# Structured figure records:
────

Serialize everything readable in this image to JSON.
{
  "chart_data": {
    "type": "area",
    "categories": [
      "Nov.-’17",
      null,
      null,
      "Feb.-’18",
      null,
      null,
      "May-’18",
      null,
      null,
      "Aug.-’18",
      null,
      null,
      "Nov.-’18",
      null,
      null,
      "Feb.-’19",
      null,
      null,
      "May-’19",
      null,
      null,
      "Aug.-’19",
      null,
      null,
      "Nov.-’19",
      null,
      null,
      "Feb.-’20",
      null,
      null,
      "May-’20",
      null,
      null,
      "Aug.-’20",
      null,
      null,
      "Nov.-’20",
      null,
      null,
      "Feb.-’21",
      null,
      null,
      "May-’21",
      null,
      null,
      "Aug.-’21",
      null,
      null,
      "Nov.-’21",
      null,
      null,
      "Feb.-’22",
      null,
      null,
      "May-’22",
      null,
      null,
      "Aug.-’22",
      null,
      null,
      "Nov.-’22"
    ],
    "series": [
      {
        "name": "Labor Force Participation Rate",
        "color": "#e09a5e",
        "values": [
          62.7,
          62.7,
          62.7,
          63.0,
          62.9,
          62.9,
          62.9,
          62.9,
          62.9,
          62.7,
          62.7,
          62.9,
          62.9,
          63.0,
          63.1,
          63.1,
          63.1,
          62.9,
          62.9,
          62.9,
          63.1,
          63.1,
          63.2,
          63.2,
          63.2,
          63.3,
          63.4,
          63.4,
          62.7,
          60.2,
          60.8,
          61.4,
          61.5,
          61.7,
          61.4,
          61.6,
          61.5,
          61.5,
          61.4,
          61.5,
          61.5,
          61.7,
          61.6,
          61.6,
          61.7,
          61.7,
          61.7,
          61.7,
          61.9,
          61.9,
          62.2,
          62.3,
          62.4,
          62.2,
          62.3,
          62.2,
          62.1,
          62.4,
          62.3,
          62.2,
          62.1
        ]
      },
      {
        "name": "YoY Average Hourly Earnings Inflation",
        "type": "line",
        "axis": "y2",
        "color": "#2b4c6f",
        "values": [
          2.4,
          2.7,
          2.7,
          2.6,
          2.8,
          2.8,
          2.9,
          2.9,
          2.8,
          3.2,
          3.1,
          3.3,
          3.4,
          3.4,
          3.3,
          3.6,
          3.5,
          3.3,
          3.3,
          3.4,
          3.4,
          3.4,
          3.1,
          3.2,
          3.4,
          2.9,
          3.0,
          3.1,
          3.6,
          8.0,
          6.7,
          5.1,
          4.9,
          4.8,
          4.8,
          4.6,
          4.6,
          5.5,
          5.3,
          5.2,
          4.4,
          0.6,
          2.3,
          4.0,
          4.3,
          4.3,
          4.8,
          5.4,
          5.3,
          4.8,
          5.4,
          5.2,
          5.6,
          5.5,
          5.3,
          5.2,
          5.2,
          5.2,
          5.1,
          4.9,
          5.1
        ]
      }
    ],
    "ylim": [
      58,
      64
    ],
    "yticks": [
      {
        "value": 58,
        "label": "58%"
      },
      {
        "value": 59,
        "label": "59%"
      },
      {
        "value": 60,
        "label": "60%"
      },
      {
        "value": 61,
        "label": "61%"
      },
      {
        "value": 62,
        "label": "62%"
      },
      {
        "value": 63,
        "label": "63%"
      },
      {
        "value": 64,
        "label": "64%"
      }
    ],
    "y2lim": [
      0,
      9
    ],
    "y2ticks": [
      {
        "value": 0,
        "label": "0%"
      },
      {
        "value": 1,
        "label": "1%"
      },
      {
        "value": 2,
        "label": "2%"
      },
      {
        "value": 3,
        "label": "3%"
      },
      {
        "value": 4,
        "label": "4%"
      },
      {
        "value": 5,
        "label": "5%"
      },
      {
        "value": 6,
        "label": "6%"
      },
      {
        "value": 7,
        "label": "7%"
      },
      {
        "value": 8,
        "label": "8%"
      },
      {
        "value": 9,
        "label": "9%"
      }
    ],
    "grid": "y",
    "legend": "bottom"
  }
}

────

# Short task:
Pick out every line above that holds the word "name" and copy it.

# Worked solution:
        "name": "Labor Force Participation Rate",
        "name": "YoY Average Hourly Earnings Inflation",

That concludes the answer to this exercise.